== Dataset entries ==
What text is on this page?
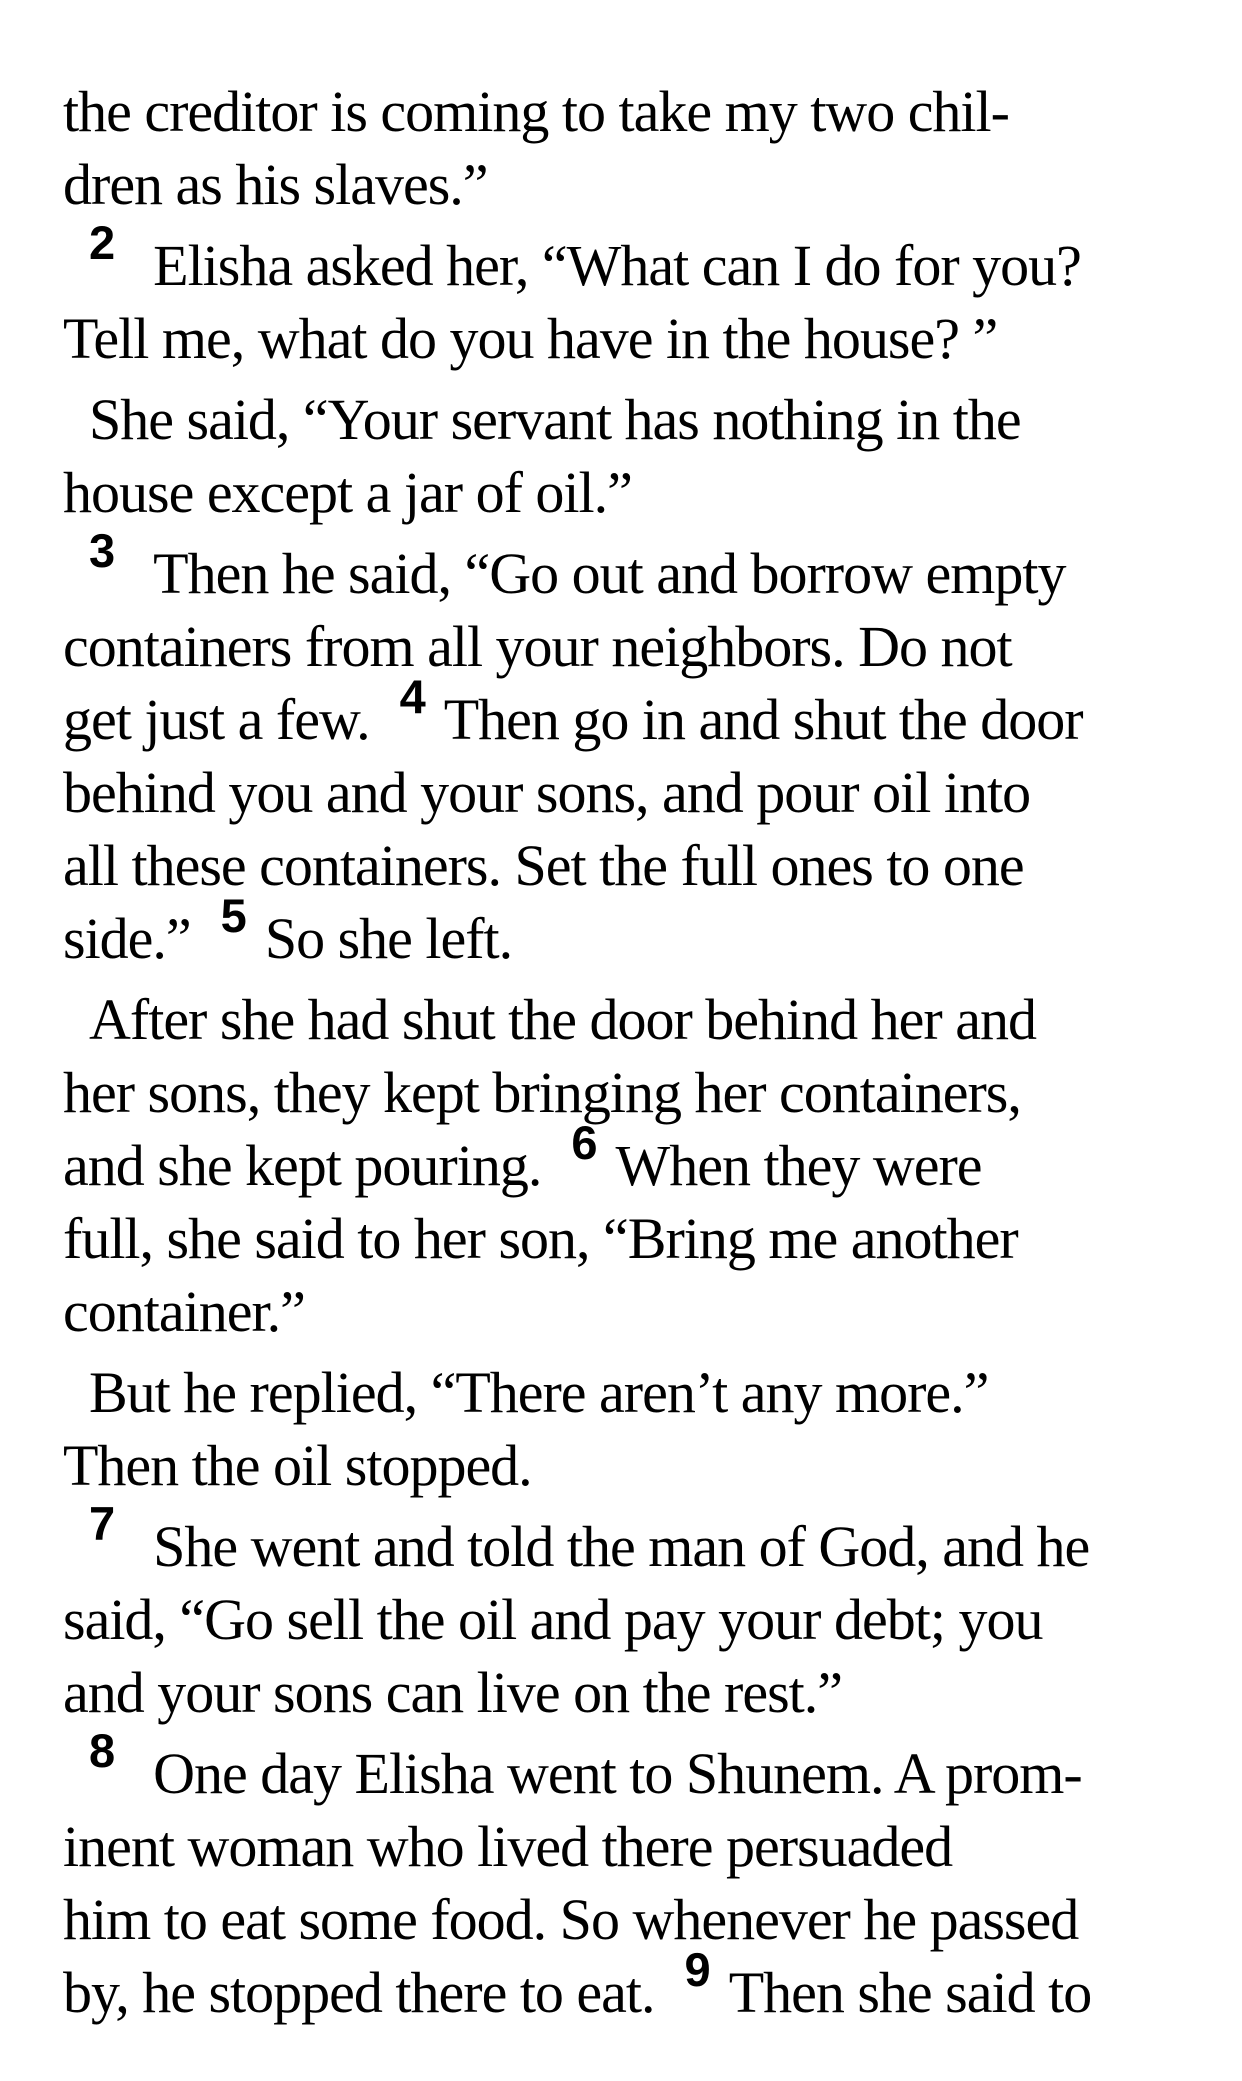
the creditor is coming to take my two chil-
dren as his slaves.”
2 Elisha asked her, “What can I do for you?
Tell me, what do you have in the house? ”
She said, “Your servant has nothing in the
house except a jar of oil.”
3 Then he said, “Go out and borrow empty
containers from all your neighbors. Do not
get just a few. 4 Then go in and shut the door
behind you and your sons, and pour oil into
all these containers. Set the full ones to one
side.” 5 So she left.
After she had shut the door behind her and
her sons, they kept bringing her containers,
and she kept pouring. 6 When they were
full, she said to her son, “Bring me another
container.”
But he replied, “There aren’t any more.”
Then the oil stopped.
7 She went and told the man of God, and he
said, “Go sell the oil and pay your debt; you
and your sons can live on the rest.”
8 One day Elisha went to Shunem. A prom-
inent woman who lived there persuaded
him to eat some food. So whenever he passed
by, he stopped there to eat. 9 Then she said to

== Instruction ==
Quote all the records verbatim, dropping any pictures from your copy.

== Output of the exercise ==
What text is on this page?
the creditor is coming to take my two chil-
dren as his slaves.”
2 Elisha asked her, “What can I do for you?
Tell me, what do you have in the house? ”
She said, “Your servant has nothing in the
house except a jar of oil.”
3 Then he said, “Go out and borrow empty
containers from all your neighbors. Do not
get just a few. 4 Then go in and shut the door
behind you and your sons, and pour oil into
all these containers. Set the full ones to one
side.” 5 So she left.
After she had shut the door behind her and
her sons, they kept bringing her containers,
and she kept pouring. 6 When they were
full, she said to her son, “Bring me another
container.”
But he replied, “There aren’t any more.”
Then the oil stopped.
7 She went and told the man of God, and he
said, “Go sell the oil and pay your debt; you
and your sons can live on the rest.”
8 One day Elisha went to Shunem. A prom-
inent woman who lived there persuaded
him to eat some food. So whenever he passed
by, he stopped there to eat. 9 Then she said to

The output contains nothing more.